**Exercise goal:** Figure out how many lines of the material below contain the word "ylabel". Answer with the number only.

******************************

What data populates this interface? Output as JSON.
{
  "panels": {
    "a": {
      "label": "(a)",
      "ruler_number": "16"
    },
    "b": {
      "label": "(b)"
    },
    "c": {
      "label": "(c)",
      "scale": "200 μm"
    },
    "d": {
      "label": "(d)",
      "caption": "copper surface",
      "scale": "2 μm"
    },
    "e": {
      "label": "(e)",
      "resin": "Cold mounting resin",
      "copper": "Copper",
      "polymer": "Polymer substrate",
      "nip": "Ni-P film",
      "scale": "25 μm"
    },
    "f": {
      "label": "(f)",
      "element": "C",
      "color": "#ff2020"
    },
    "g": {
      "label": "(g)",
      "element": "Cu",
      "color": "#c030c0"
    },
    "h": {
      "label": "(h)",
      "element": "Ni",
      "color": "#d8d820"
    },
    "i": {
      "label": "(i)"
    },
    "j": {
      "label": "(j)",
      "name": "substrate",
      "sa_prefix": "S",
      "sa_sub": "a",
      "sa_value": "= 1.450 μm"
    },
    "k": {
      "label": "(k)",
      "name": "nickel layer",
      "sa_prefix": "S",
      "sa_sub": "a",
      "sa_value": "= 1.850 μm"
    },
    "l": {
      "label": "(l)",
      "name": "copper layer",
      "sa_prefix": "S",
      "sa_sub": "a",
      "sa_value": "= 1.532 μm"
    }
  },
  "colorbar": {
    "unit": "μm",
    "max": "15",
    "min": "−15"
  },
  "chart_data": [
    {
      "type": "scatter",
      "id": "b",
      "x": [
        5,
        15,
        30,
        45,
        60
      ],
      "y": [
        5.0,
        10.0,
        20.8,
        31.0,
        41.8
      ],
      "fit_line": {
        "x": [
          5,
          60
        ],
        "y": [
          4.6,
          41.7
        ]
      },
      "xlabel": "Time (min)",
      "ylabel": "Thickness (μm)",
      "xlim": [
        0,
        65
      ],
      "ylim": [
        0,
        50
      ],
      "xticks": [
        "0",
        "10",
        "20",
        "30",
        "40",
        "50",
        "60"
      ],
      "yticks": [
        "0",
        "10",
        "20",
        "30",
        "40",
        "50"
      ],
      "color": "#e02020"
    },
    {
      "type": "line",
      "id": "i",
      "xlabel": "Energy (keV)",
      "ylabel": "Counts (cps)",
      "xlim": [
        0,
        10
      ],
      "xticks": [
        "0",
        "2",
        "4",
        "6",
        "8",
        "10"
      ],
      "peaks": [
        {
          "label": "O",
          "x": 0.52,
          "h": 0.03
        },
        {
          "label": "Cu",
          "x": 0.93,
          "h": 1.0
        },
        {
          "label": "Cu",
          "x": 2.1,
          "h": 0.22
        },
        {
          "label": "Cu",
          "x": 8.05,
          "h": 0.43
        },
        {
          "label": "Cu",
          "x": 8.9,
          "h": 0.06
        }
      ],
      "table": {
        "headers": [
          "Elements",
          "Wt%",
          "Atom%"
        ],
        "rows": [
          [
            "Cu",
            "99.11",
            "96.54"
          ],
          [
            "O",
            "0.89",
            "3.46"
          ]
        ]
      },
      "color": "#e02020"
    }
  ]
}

******************************

**The answer:** 2